— Start RECORD SET —

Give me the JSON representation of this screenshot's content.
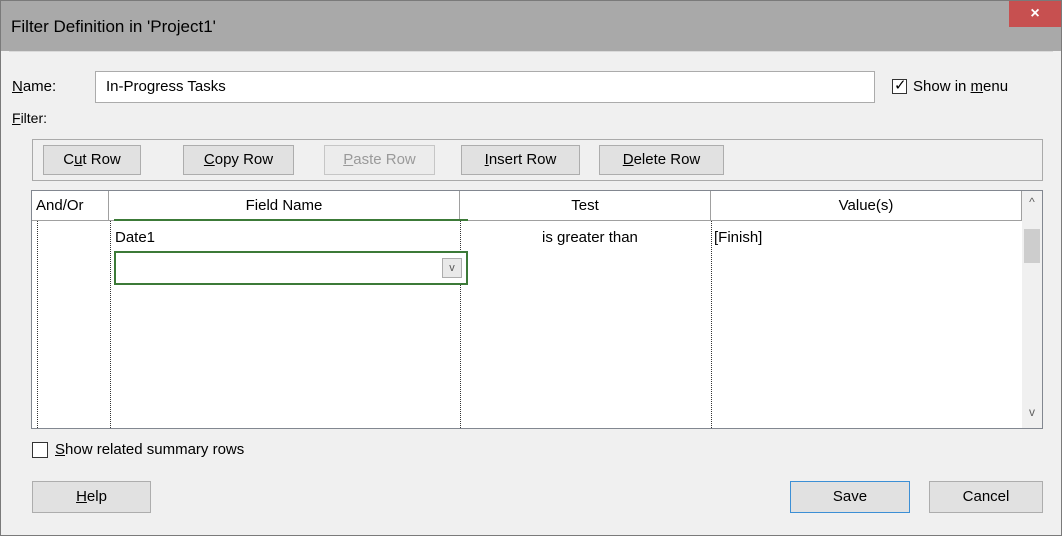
{
  "window": {
    "title": "Filter Definition in 'Project1'",
    "close_glyph": "×"
  },
  "name_row": {
    "label_first": "N",
    "label_rest": "ame:",
    "value": "In-Progress Tasks",
    "show_in_menu_pre": "Show in ",
    "show_in_menu_ul": "m",
    "show_in_menu_post": "enu",
    "show_in_menu_checked": true
  },
  "filter_label_first": "F",
  "filter_label_rest": "ilter:",
  "toolbar": {
    "cut_pre": "C",
    "cut_ul": "u",
    "cut_post": "t Row",
    "copy_ul": "C",
    "copy_post": "opy Row",
    "paste_ul": "P",
    "paste_post": "aste Row",
    "insert_ul": "I",
    "insert_post": "nsert Row",
    "delete_ul": "D",
    "delete_post": "elete Row"
  },
  "grid": {
    "headers": [
      "And/Or",
      "Field Name",
      "Test",
      "Value(s)"
    ],
    "rows": [
      {
        "and_or": "",
        "field_name": "Date1",
        "test": "is greater than",
        "values": "[Finish]"
      }
    ],
    "editor_value": ""
  },
  "show_related": {
    "ul": "S",
    "rest": "how related summary rows",
    "checked": false
  },
  "footer": {
    "help_ul": "H",
    "help_rest": "elp",
    "save": "Save",
    "cancel": "Cancel"
  },
  "icons": {
    "checkmark": "✓",
    "dropdown": "v",
    "scroll_up": "^",
    "scroll_down": "v"
  }
}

— End RECORD SET —

_YOUR TASK_
Output the entries above exactly, without their pictures.

_THE ANSWER_
Give me the JSON representation of this screenshot's content.
{
  "window": {
    "title": "Filter Definition in 'Project1'",
    "close_glyph": "×"
  },
  "name_row": {
    "label_first": "N",
    "label_rest": "ame:",
    "value": "In-Progress Tasks",
    "show_in_menu_pre": "Show in ",
    "show_in_menu_ul": "m",
    "show_in_menu_post": "enu",
    "show_in_menu_checked": true
  },
  "filter_label_first": "F",
  "filter_label_rest": "ilter:",
  "toolbar": {
    "cut_pre": "C",
    "cut_ul": "u",
    "cut_post": "t Row",
    "copy_ul": "C",
    "copy_post": "opy Row",
    "paste_ul": "P",
    "paste_post": "aste Row",
    "insert_ul": "I",
    "insert_post": "nsert Row",
    "delete_ul": "D",
    "delete_post": "elete Row"
  },
  "grid": {
    "headers": [
      "And/Or",
      "Field Name",
      "Test",
      "Value(s)"
    ],
    "rows": [
      {
        "and_or": "",
        "field_name": "Date1",
        "test": "is greater than",
        "values": "[Finish]"
      }
    ],
    "editor_value": ""
  },
  "show_related": {
    "ul": "S",
    "rest": "how related summary rows",
    "checked": false
  },
  "footer": {
    "help_ul": "H",
    "help_rest": "elp",
    "save": "Save",
    "cancel": "Cancel"
  },
  "icons": {
    "checkmark": "✓",
    "dropdown": "v",
    "scroll_up": "^",
    "scroll_down": "v"
  }
}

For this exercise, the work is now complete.